Task objective: Reproduce this listing in full.

Raw records

------------------------

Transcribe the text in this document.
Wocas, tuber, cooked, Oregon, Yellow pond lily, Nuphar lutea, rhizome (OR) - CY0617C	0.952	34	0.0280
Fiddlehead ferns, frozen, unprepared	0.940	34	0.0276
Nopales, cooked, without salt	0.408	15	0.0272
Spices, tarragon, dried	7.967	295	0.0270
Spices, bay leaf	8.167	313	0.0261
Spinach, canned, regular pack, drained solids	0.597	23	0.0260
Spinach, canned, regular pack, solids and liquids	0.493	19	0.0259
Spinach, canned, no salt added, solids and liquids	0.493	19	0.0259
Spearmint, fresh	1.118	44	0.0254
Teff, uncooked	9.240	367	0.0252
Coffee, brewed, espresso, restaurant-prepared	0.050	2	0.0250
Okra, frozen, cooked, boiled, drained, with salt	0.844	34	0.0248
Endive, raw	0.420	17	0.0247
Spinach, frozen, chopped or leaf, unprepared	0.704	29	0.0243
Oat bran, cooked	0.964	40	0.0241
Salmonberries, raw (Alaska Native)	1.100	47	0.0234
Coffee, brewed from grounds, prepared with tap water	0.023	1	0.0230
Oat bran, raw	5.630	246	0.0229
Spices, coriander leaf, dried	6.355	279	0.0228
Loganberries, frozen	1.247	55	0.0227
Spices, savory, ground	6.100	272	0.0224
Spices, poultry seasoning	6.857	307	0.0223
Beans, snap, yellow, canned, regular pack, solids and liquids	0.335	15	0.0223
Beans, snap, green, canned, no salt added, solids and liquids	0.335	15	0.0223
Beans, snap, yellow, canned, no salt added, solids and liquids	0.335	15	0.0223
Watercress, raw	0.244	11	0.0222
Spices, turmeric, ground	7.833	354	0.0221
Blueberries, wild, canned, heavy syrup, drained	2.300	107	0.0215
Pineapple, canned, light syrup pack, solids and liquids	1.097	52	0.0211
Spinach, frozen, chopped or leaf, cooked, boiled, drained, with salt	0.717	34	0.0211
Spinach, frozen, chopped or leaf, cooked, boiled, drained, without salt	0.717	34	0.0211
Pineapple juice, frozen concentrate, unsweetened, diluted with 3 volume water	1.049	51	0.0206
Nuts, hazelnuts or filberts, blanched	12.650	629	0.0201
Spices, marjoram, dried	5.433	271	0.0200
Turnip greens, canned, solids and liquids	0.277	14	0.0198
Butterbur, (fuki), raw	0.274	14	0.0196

------------------------

Finished exercise:
Transcribe the text in this document.
Wocas, tuber, cooked, Oregon, Yellow pond lily, Nuphar lutea, rhizome (OR) - CY0617C	0.952	34	0.0280
Fiddlehead ferns, frozen, unprepared	0.940	34	0.0276
Nopales, cooked, without salt	0.408	15	0.0272
Spices, tarragon, dried	7.967	295	0.0270
Spices, bay leaf	8.167	313	0.0261
Spinach, canned, regular pack, drained solids	0.597	23	0.0260
Spinach, canned, regular pack, solids and liquids	0.493	19	0.0259
Spinach, canned, no salt added, solids and liquids	0.493	19	0.0259
Spearmint, fresh	1.118	44	0.0254
Teff, uncooked	9.240	367	0.0252
Coffee, brewed, espresso, restaurant-prepared	0.050	2	0.0250
Okra, frozen, cooked, boiled, drained, with salt	0.844	34	0.0248
Endive, raw	0.420	17	0.0247
Spinach, frozen, chopped or leaf, unprepared	0.704	29	0.0243
Oat bran, cooked	0.964	40	0.0241
Salmonberries, raw (Alaska Native)	1.100	47	0.0234
Coffee, brewed from grounds, prepared with tap water	0.023	1	0.0230
Oat bran, raw	5.630	246	0.0229
Spices, coriander leaf, dried	6.355	279	0.0228
Loganberries, frozen	1.247	55	0.0227
Spices, savory, ground	6.100	272	0.0224
Spices, poultry seasoning	6.857	307	0.0223
Beans, snap, yellow, canned, regular pack, solids and liquids	0.335	15	0.0223
Beans, snap, green, canned, no salt added, solids and liquids	0.335	15	0.0223
Beans, snap, yellow, canned, no salt added, solids and liquids	0.335	15	0.0223
Watercress, raw	0.244	11	0.0222
Spices, turmeric, ground	7.833	354	0.0221
Blueberries, wild, canned, heavy syrup, drained	2.300	107	0.0215
Pineapple, canned, light syrup pack, solids and liquids	1.097	52	0.0211
Spinach, frozen, chopped or leaf, cooked, boiled, drained, with salt	0.717	34	0.0211
Spinach, frozen, chopped or leaf, cooked, boiled, drained, without salt	0.717	34	0.0211
Pineapple juice, frozen concentrate, unsweetened, diluted with 3 volume water	1.049	51	0.0206
Nuts, hazelnuts or filberts, blanched	12.650	629	0.0201
Spices, marjoram, dried	5.433	271	0.0200
Turnip greens, canned, solids and liquids	0.277	14	0.0198
Butterbur, (fuki), raw	0.274	14	0.0196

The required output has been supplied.